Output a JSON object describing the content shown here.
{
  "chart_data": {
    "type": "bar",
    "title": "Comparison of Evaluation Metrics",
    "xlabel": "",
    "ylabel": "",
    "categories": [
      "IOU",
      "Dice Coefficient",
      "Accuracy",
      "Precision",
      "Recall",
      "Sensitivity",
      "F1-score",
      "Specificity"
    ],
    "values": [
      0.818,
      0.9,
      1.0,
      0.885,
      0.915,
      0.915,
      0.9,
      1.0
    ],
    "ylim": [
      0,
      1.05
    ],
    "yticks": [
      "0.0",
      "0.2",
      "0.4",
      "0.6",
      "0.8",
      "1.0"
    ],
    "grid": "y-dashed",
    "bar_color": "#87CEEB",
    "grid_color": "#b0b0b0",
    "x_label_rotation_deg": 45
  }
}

> [Task details]
Please give back all of the records exactly as written.

> [Right answer]
Output a JSON object describing the content shown here.
{
  "chart_data": {
    "type": "bar",
    "title": "Comparison of Evaluation Metrics",
    "xlabel": "",
    "ylabel": "",
    "categories": [
      "IOU",
      "Dice Coefficient",
      "Accuracy",
      "Precision",
      "Recall",
      "Sensitivity",
      "F1-score",
      "Specificity"
    ],
    "values": [
      0.818,
      0.9,
      1.0,
      0.885,
      0.915,
      0.915,
      0.9,
      1.0
    ],
    "ylim": [
      0,
      1.05
    ],
    "yticks": [
      "0.0",
      "0.2",
      "0.4",
      "0.6",
      "0.8",
      "1.0"
    ],
    "grid": "y-dashed",
    "bar_color": "#87CEEB",
    "grid_color": "#b0b0b0",
    "x_label_rotation_deg": 45
  }
}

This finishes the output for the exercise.